■ TO DO ■
Below are some records. Put the lines from the one with "- hamburger-menu-button[interactable]: [134, 44, 175, 72]" up to and including the one with "1214, 440, 1273]" into a JSON list of strings, one string per line and no blank lines.

[Records from a collection]
-=-=-

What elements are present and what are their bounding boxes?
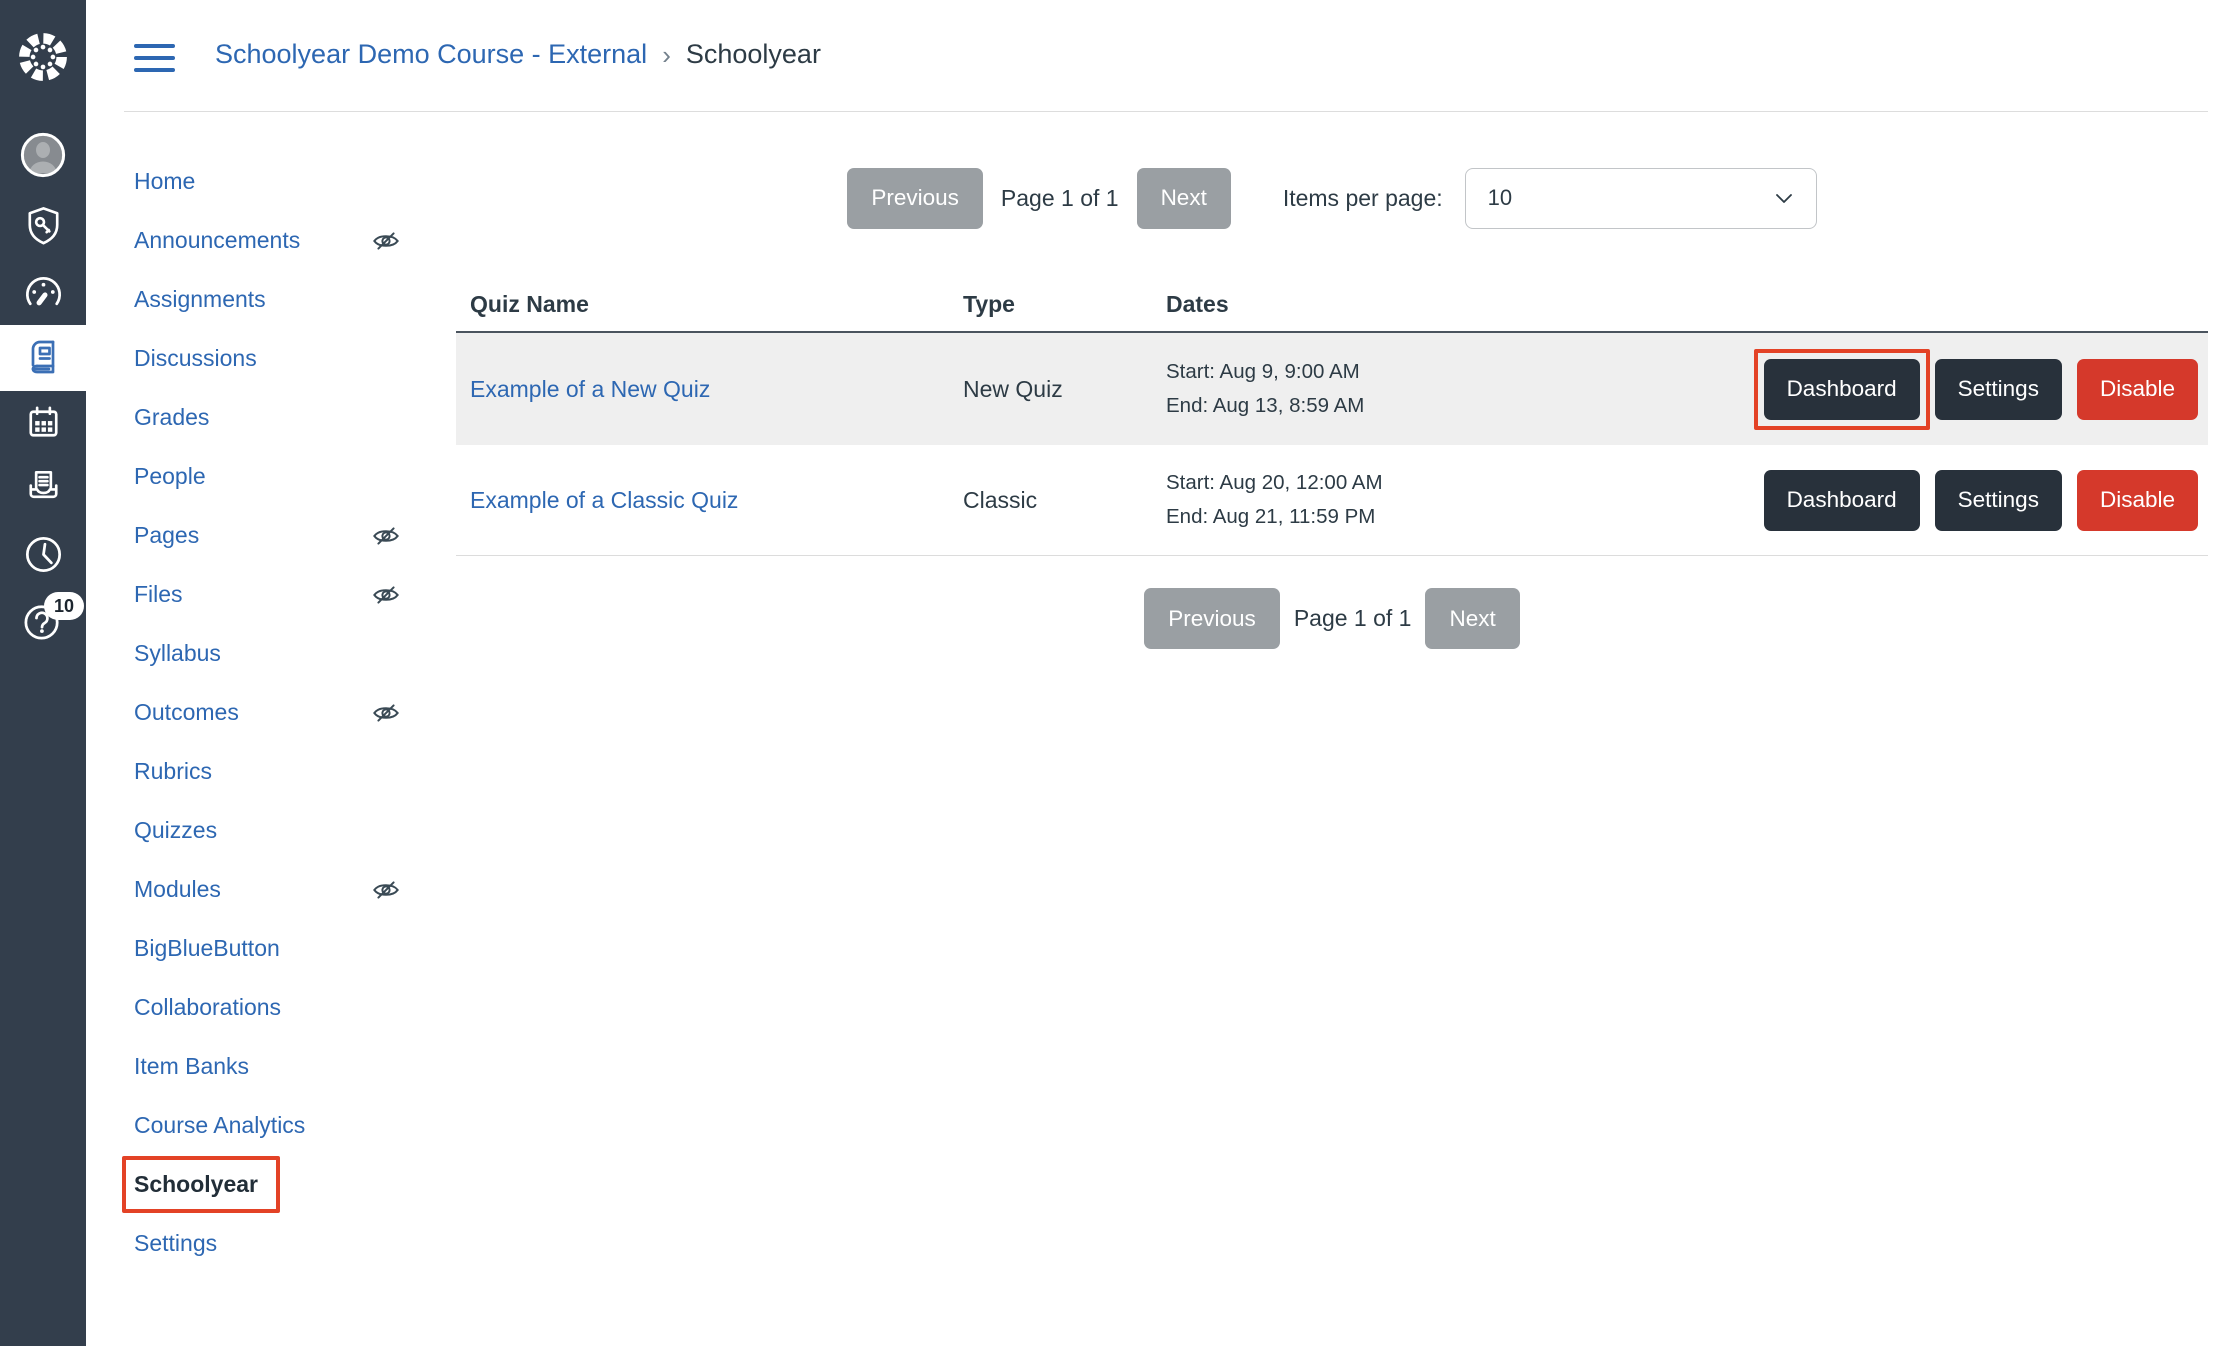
- hamburger-menu-button[interactable]: [134, 44, 175, 72]
- quiz-actions-cell: Dashboard Settings Disable: [1726, 470, 2208, 531]
- top-pagination-bar: Previous Page 1 of 1 Next Items per page…: [456, 167, 2208, 229]
- course-nav-item-settings[interactable]: Settings: [134, 1214, 440, 1273]
- quiz-start-date: Start: Aug 9, 9:00 AM: [1166, 355, 1726, 389]
- breadcrumb: Schoolyear Demo Course - External › Scho…: [215, 38, 821, 71]
- course-nav-active-label[interactable]: Schoolyear: [134, 1171, 258, 1198]
- dashboard-button[interactable]: Dashboard: [1764, 359, 1920, 420]
- canvas-logo-icon: [15, 29, 71, 85]
- course-nav-item-schoolyear[interactable]: Schoolyear: [134, 1155, 440, 1214]
- items-per-page-value: 10: [1488, 185, 1512, 211]
- inbox-menu[interactable]: [0, 464, 86, 511]
- bottom-pagination-bar: Previous Page 1 of 1 Next: [456, 588, 2208, 649]
- disable-button[interactable]: Disable: [2077, 470, 2198, 531]
- dashboard-gauge-icon: [20, 270, 67, 317]
- course-nav-item-grades[interactable]: Grades: [134, 388, 440, 447]
- settings-button[interactable]: Settings: [1935, 470, 2062, 531]
- page-status-top: Page 1 of 1: [1001, 185, 1119, 212]
- course-nav-item-syllabus[interactable]: Syllabus: [134, 624, 440, 683]
- course-nav-item-bigbluebutton[interactable]: BigBlueButton: [134, 919, 440, 978]
- hidden-eye-off-icon: [372, 876, 400, 904]
- settings-button[interactable]: Settings: [1935, 359, 2062, 420]
- quiz-type-cell: New Quiz: [963, 376, 1166, 403]
- help-badge-count: 10: [54, 596, 74, 617]
- header-divider: [124, 111, 2208, 112]
- quiz-dates-cell: Start: Aug 20, 12:00 AM End: Aug 21, 11:…: [1166, 466, 1726, 534]
- breadcrumb-current-page: Schoolyear: [686, 39, 821, 70]
- calendar-menu[interactable]: [0, 400, 86, 447]
- course-nav-item-collaborations[interactable]: Collaborations: [134, 978, 440, 1037]
- disable-button[interactable]: Disable: [2077, 359, 2198, 420]
- breadcrumb-separator-icon: ›: [662, 38, 671, 71]
- breadcrumb-course-link[interactable]: Schoolyear Demo Course - External: [215, 39, 647, 70]
- quiz-table-row: Example of a New Quiz New Quiz Start: Au…: [456, 333, 2208, 445]
- courses-book-icon: [19, 334, 67, 382]
- column-header-dates: Dates: [1166, 291, 1726, 318]
- hidden-eye-off-icon: [372, 581, 400, 609]
- quiz-end-date: End: Aug 13, 8:59 AM: [1166, 389, 1726, 423]
- course-nav-item-home[interactable]: Home: [134, 152, 440, 211]
- inbox-tray-icon: [20, 464, 67, 511]
- course-nav-item-outcomes[interactable]: Outcomes: [134, 683, 440, 742]
- quiz-link[interactable]: Example of a New Quiz: [470, 376, 710, 402]
- hidden-eye-off-icon: [372, 227, 400, 255]
- course-nav: Home Announcements Assignments Discussio…: [134, 152, 440, 1273]
- items-per-page-select[interactable]: 10: [1465, 168, 1817, 229]
- hidden-eye-off-icon: [372, 699, 400, 727]
- dashboard-annotation-box: Dashboard: [1754, 349, 1930, 430]
- quiz-dates-cell: Start: Aug 9, 9:00 AM End: Aug 13, 8:59 …: [1166, 355, 1726, 423]
- courses-menu-active[interactable]: [0, 325, 86, 391]
- admin-menu[interactable]: [0, 202, 86, 249]
- quiz-table-header: Quiz Name Type Dates: [456, 277, 2208, 333]
- calendar-icon: [20, 400, 67, 447]
- schoolyear-quiz-page: 10 Schoolyear Demo Course - External › S…: [0, 0, 2234, 1346]
- quiz-name-cell: Example of a New Quiz: [456, 376, 963, 403]
- account-avatar[interactable]: [0, 131, 86, 179]
- history-menu[interactable]: [0, 531, 86, 578]
- page-status-bottom: Page 1 of 1: [1294, 605, 1412, 632]
- course-nav-item-assignments[interactable]: Assignments: [134, 270, 440, 329]
- quiz-table-row: Example of a Classic Quiz Classic Start:…: [456, 445, 2208, 556]
- schoolyear-annotation-box: Schoolyear: [122, 1156, 280, 1213]
- column-header-type: Type: [963, 291, 1166, 318]
- course-nav-item-item-banks[interactable]: Item Banks: [134, 1037, 440, 1096]
- next-page-button-bottom[interactable]: Next: [1425, 588, 1519, 649]
- hidden-eye-off-icon: [372, 522, 400, 550]
- quiz-table: Quiz Name Type Dates Example of a New Qu…: [456, 277, 2208, 556]
- course-nav-item-files[interactable]: Files: [134, 565, 440, 624]
- course-nav-item-rubrics[interactable]: Rubrics: [134, 742, 440, 801]
- global-nav-sidebar: 10: [0, 0, 86, 1346]
- course-nav-item-course-analytics[interactable]: Course Analytics: [134, 1096, 440, 1155]
- chevron-down-icon: [1772, 186, 1796, 210]
- course-nav-item-discussions[interactable]: Discussions: [134, 329, 440, 388]
- course-nav-item-pages[interactable]: Pages: [134, 506, 440, 565]
- course-nav-item-modules[interactable]: Modules: [134, 860, 440, 919]
- quiz-link[interactable]: Example of a Classic Quiz: [470, 487, 738, 513]
- canvas-logo[interactable]: [0, 29, 86, 85]
- previous-page-button-bottom[interactable]: Previous: [1144, 588, 1280, 649]
- quiz-type-cell: Classic: [963, 487, 1166, 514]
- admin-shield-key-icon: [20, 202, 67, 249]
- quiz-start-date: Start: Aug 20, 12:00 AM: [1166, 466, 1726, 500]
- dashboard-button[interactable]: Dashboard: [1764, 470, 1920, 531]
- course-nav-item-quizzes[interactable]: Quizzes: [134, 801, 440, 860]
- quiz-actions-cell: Dashboard Settings Disable: [1726, 359, 2208, 420]
- quiz-name-cell: Example of a Classic Quiz: [456, 487, 963, 514]
- next-page-button-top[interactable]: Next: [1137, 168, 1231, 229]
- course-nav-item-announcements[interactable]: Announcements: [134, 211, 440, 270]
- dashboard-menu[interactable]: [0, 270, 86, 317]
- course-nav-item-people[interactable]: People: [134, 447, 440, 506]
- account-avatar-icon: [19, 131, 67, 179]
- help-badge: 10: [44, 592, 84, 620]
- previous-page-button-top[interactable]: Previous: [847, 168, 983, 229]
- items-per-page-label: Items per page:: [1283, 185, 1443, 212]
- column-header-quiz-name: Quiz Name: [456, 291, 963, 318]
- history-clock-icon: [20, 531, 67, 578]
- quiz-end-date: End: Aug 21, 11:59 PM: [1166, 500, 1726, 534]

-=-=-

■ SOLUTION TO THE PROBLEM ■
[
  "- hamburger-menu-button[interactable]: [134, 44, 175, 72]",
  "- quiz-actions-cell: Dashboard Settings Disable: [1726, 470, 2208, 531]",
  "- top-pagination-bar: Previous Page 1 of 1 Next Items per page…: [456, 167, 2208, 229]",
  "- course-nav-item-settings[interactable]: Settings: [134, 1214, 440, 1273]"
]